Materials provided:
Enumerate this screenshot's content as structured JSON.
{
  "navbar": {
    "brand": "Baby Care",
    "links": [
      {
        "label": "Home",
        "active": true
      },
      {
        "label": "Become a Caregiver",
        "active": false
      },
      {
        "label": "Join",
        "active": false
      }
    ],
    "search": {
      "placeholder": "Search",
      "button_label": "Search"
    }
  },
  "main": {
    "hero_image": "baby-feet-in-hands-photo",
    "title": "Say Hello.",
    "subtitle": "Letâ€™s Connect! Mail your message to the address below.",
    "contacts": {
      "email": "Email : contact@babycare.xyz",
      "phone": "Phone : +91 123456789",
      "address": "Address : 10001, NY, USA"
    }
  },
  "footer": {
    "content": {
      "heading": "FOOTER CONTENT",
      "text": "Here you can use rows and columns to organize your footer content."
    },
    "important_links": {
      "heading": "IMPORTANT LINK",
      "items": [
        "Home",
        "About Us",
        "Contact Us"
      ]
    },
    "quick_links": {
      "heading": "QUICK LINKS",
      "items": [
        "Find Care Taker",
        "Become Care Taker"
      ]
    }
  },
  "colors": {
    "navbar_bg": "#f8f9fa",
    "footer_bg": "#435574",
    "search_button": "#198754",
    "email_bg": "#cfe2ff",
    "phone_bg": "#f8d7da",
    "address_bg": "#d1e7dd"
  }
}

Task prompt: Set down the entries above again, word for word.

The completed task:
Enumerate this screenshot's content as structured JSON.
{
  "navbar": {
    "brand": "Baby Care",
    "links": [
      {
        "label": "Home",
        "active": true
      },
      {
        "label": "Become a Caregiver",
        "active": false
      },
      {
        "label": "Join",
        "active": false
      }
    ],
    "search": {
      "placeholder": "Search",
      "button_label": "Search"
    }
  },
  "main": {
    "hero_image": "baby-feet-in-hands-photo",
    "title": "Say Hello.",
    "subtitle": "Letâ€™s Connect! Mail your message to the address below.",
    "contacts": {
      "email": "Email : contact@babycare.xyz",
      "phone": "Phone : +91 123456789",
      "address": "Address : 10001, NY, USA"
    }
  },
  "footer": {
    "content": {
      "heading": "FOOTER CONTENT",
      "text": "Here you can use rows and columns to organize your footer content."
    },
    "important_links": {
      "heading": "IMPORTANT LINK",
      "items": [
        "Home",
        "About Us",
        "Contact Us"
      ]
    },
    "quick_links": {
      "heading": "QUICK LINKS",
      "items": [
        "Find Care Taker",
        "Become Care Taker"
      ]
    }
  },
  "colors": {
    "navbar_bg": "#f8f9fa",
    "footer_bg": "#435574",
    "search_button": "#198754",
    "email_bg": "#cfe2ff",
    "phone_bg": "#f8d7da",
    "address_bg": "#d1e7dd"
  }
}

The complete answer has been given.